■ **Source records**:
● ● ●

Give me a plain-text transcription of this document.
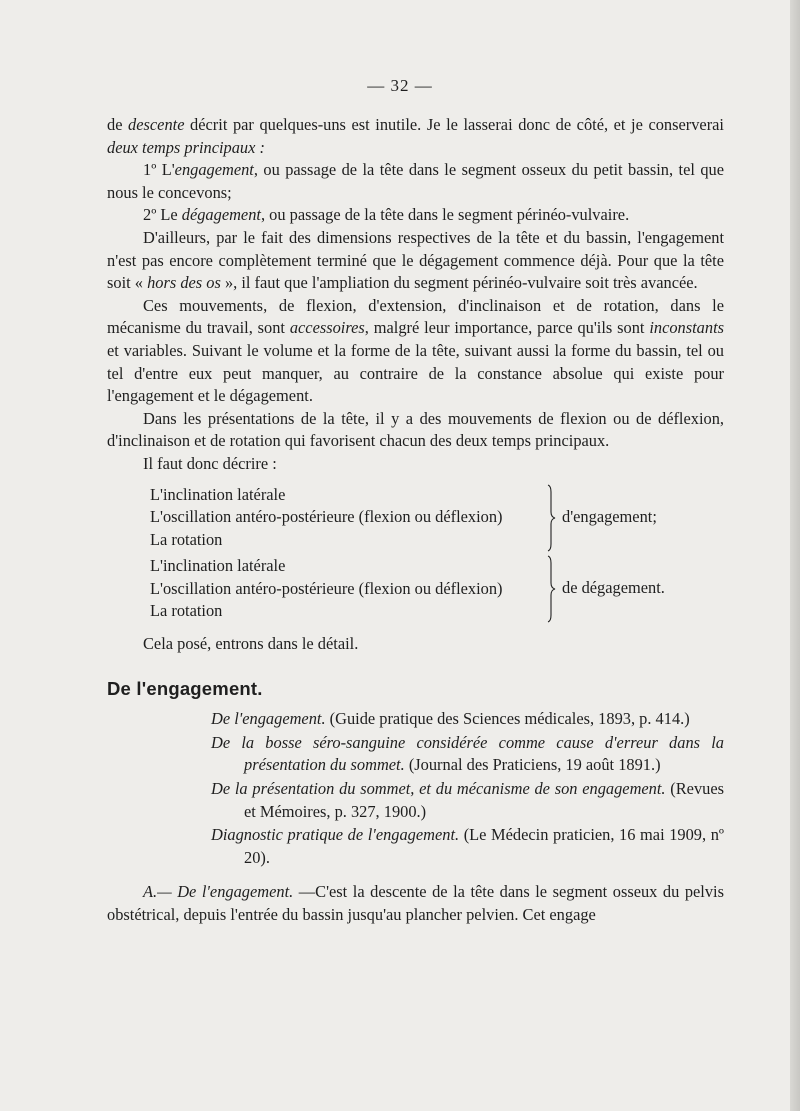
— 32 —

de descente décrit par quelques-uns est inutile. Je le lasserai donc de côté, et je conserverai deux temps principaux :

1º L'engagement, ou passage de la tête dans le segment osseux du petit bassin, tel que nous le concevons;

2º Le dégagement, ou passage de la tête dans le segment périnéo-vulvaire.

D'ailleurs, par le fait des dimensions respectives de la tête et du bassin, l'engagement n'est pas encore complètement terminé que le dégagement commence déjà. Pour que la tête soit « hors des os », il faut que l'ampliation du segment périnéo-vulvaire soit très avancée.

Ces mouvements, de flexion, d'extension, d'inclinaison et de rotation, dans le mécanisme du travail, sont accessoires, malgré leur importance, parce qu'ils sont inconstants et variables. Suivant le volume et la forme de la tête, suivant aussi la forme du bassin, tel ou tel d'entre eux peut manquer, au contraire de la constance absolue qui existe pour l'engagement et le dégagement.

Dans les présentations de la tête, il y a des mouvements de flexion ou de déflexion, d'inclinaison et de rotation qui favorisent chacun des deux temps principaux.

Il faut donc décrire :

L'inclination latérale
L'oscillation antéro-postérieure (flexion ou déflexion)
La rotation
d'engagement;
L'inclination latérale
L'oscillation antéro-postérieure (flexion ou déflexion)
La rotation
de dégagement.

Cela posé, entrons dans le détail.

De l'engagement.

De l'engagement. (Guide pratique des Sciences médicales, 1893, p. 414.)

De la bosse séro-sanguine considérée comme cause d'erreur dans la présentation du sommet. (Journal des Praticiens, 19 août 1891.)

De la présentation du sommet, et du mécanisme de son engagement. (Revues et Mémoires, p. 327, 1900.)

Diagnostic pratique de l'engagement. (Le Médecin praticien, 16 mai 1909, nº 20).

A.— De l'engagement. —C'est la descente de la tête dans le segment osseux du pelvis obstétrical, depuis l'entrée du bassin jusqu'au plancher pelvien. Cet engage
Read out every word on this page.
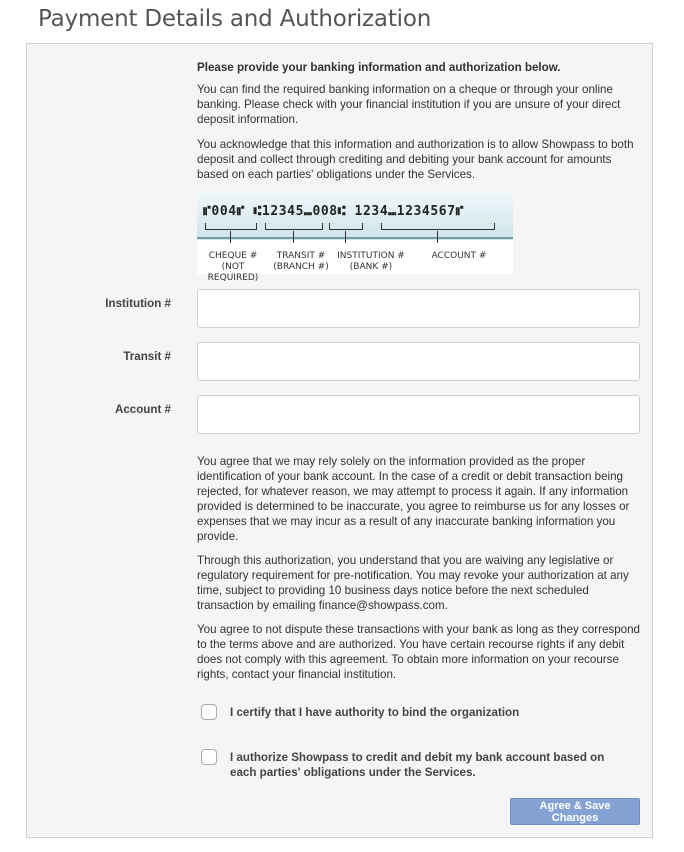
Payment Details and Authorization
Please provide your banking information and authorization below.
You can find the required banking information on a cheque or through your online banking. Please check with your financial institution if you are unsure of your direct deposit information.
You acknowledge that this information and authorization is to allow Showpass to both deposit and collect through crediting and debiting your bank account for amounts based on each parties' obligations under the Services.
⑈004⑈ ⑆12345⑉008⑆ 1234⑉1234567⑈
CHEQUE #
(NOT REQUIRED)
TRANSIT #
(BRANCH #)
INSTITUTION #
(BANK #)
ACCOUNT #
Institution #
Transit #
Account #
You agree that we may rely solely on the information provided as the proper identification of your bank account. In the case of a credit or debit transaction being rejected, for whatever reason, we may attempt to process it again. If any information provided is determined to be inaccurate, you agree to reimburse us for any losses or expenses that we may incur as a result of any inaccurate banking information you provide.
Through this authorization, you understand that you are waiving any legislative or regulatory requirement for pre-notification. You may revoke your authorization at any time, subject to providing 10 business days notice before the next scheduled transaction by emailing finance@showpass.com.
You agree to not dispute these transactions with your bank as long as they correspond to the terms above and are authorized. You have certain recourse rights if any debit does not comply with this agreement. To obtain more information on your recourse rights, contact your financial institution.
I certify that I have authority to bind the organization
I authorize Showpass to credit and debit my bank account based on each parties' obligations under the Services.
Agree & Save Changes
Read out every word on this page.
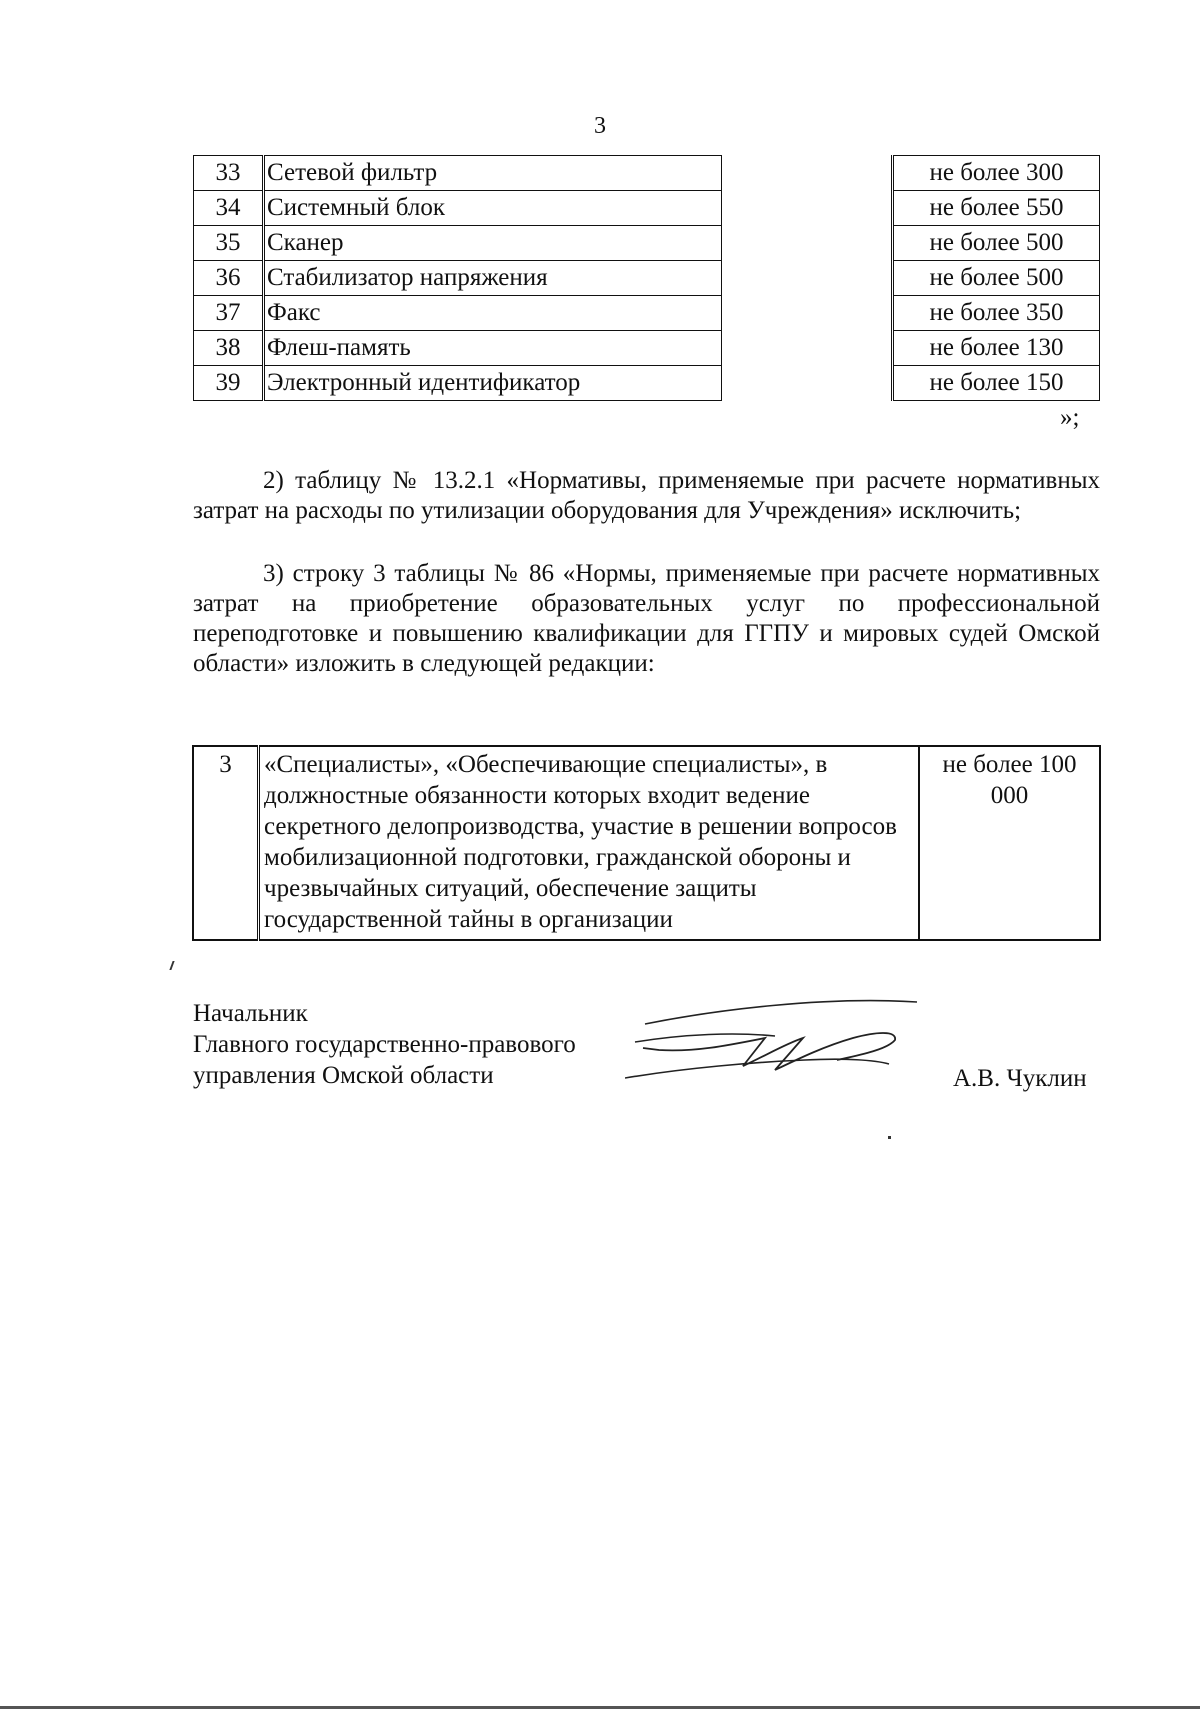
3
33	Сетевой фильтр		не более 300
34	Системный блок		не более 550
35	Сканер		не более 500
36	Стабилизатор напряжения		не более 500
37	Факс		не более 350
38	Флеш-память		не более 130
39	Электронный идентификатор		не более 150
»;

2) таблицу № 13.2.1 «Нормативы, применяемые при расчете нормативных затрат на расходы по утилизации оборудования для Учреждения» исключить;

3) строку 3 таблицы № 86 «Нормы, применяемые при расчете нормативных затрат на приобретение образовательных услуг по профессиональной переподготовке и повышению квалификации для ГГПУ и мировых судей Омской области» изложить в следующей редакции:

3	«Специалисты», «Обеспечивающие специалисты», в должностные обязанности которых входит ведение секретного делопроизводства, участие в решении вопросов мобилизационной подготовки, гражданской обороны и чрезвычайных ситуаций, обеспечение защиты государственной тайны в организации	не более 100 000
Начальник
Главного государственно-правового
управления Омской области	А.В. Чуклин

● ● ●

■ **To be done**:
Quote the data exactly, leaving every image out of the copy.

■ **Answer to the exercise**:
Give me a plain-text transcription of this document.
— 32 —

de descente décrit par quelques-uns est inutile. Je le lasserai donc de côté, et je conserverai deux temps principaux :

1º L'engagement, ou passage de la tête dans le segment osseux du petit bassin, tel que nous le concevons;

2º Le dégagement, ou passage de la tête dans le segment périnéo-vulvaire.

D'ailleurs, par le fait des dimensions respectives de la tête et du bassin, l'engagement n'est pas encore complètement terminé que le dégagement commence déjà. Pour que la tête soit « hors des os », il faut que l'ampliation du segment périnéo-vulvaire soit très avancée.

Ces mouvements, de flexion, d'extension, d'inclinaison et de rotation, dans le mécanisme du travail, sont accessoires, malgré leur importance, parce qu'ils sont inconstants et variables. Suivant le volume et la forme de la tête, suivant aussi la forme du bassin, tel ou tel d'entre eux peut manquer, au contraire de la constance absolue qui existe pour l'engagement et le dégagement.

Dans les présentations de la tête, il y a des mouvements de flexion ou de déflexion, d'inclinaison et de rotation qui favorisent chacun des deux temps principaux.

Il faut donc décrire :

L'inclination latérale
L'oscillation antéro-postérieure (flexion ou déflexion)
La rotation
d'engagement;
L'inclination latérale
L'oscillation antéro-postérieure (flexion ou déflexion)
La rotation
de dégagement.

Cela posé, entrons dans le détail.

De l'engagement.

De l'engagement. (Guide pratique des Sciences médicales, 1893, p. 414.)

De la bosse séro-sanguine considérée comme cause d'erreur dans la présentation du sommet. (Journal des Praticiens, 19 août 1891.)

De la présentation du sommet, et du mécanisme de son engagement. (Revues et Mémoires, p. 327, 1900.)

Diagnostic pratique de l'engagement. (Le Médecin praticien, 16 mai 1909, nº 20).

A.— De l'engagement. —C'est la descente de la tête dans le segment osseux du pelvis obstétrical, depuis l'entrée du bassin jusqu'au plancher pelvien. Cet engage
Read out every word on this page.
Payment Details and Authorization
Please provide your banking information and authorization below.
You can find the required banking information on a cheque or through your online banking. Please check with your financial institution if you are unsure of your direct deposit information.
You acknowledge that this information and authorization is to allow Showpass to both deposit and collect through crediting and debiting your bank account for amounts based on each parties' obligations under the Services.
⑈004⑈ ⑆12345⑉008⑆ 1234⑉1234567⑈
CHEQUE #
(NOT REQUIRED)
TRANSIT #
(BRANCH #)
INSTITUTION #
(BANK #)
ACCOUNT #
Institution #
Transit #
Account #
You agree that we may rely solely on the information provided as the proper identification of your bank account. In the case of a credit or debit transaction being rejected, for whatever reason, we may attempt to process it again. If any information provided is determined to be inaccurate, you agree to reimburse us for any losses or expenses that we may incur as a result of any inaccurate banking information you provide.
Through this authorization, you understand that you are waiving any legislative or regulatory requirement for pre-notification. You may revoke your authorization at any time, subject to providing 10 business days notice before the next scheduled transaction by emailing finance@showpass.com.
You agree to not dispute these transactions with your bank as long as they correspond to the terms above and are authorized. You have certain recourse rights if any debit does not comply with this agreement. To obtain more information on your recourse rights, contact your financial institution.
I certify that I have authority to bind the organization
I authorize Showpass to credit and debit my bank account based on each parties' obligations under the Services.
Agree & Save Changes
Read out every word on this page.
3
33	Сетевой фильтр		не более 300
34	Системный блок		не более 550
35	Сканер		не более 500
36	Стабилизатор напряжения		не более 500
37	Факс		не более 350
38	Флеш-память		не более 130
39	Электронный идентификатор		не более 150
»;

2) таблицу № 13.2.1 «Нормативы, применяемые при расчете нормативных затрат на расходы по утилизации оборудования для Учреждения» исключить;

3) строку 3 таблицы № 86 «Нормы, применяемые при расчете нормативных затрат на приобретение образовательных услуг по профессиональной переподготовке и повышению квалификации для ГГПУ и мировых судей Омской области» изложить в следующей редакции:

3	«Специалисты», «Обеспечивающие специалисты», в должностные обязанности которых входит ведение секретного делопроизводства, участие в решении вопросов мобилизационной подготовки, гражданской обороны и чрезвычайных ситуаций, обеспечение защиты государственной тайны в организации	не более 100 000
Начальник
Главного государственно-правового
управления Омской области	А.В. Чуклин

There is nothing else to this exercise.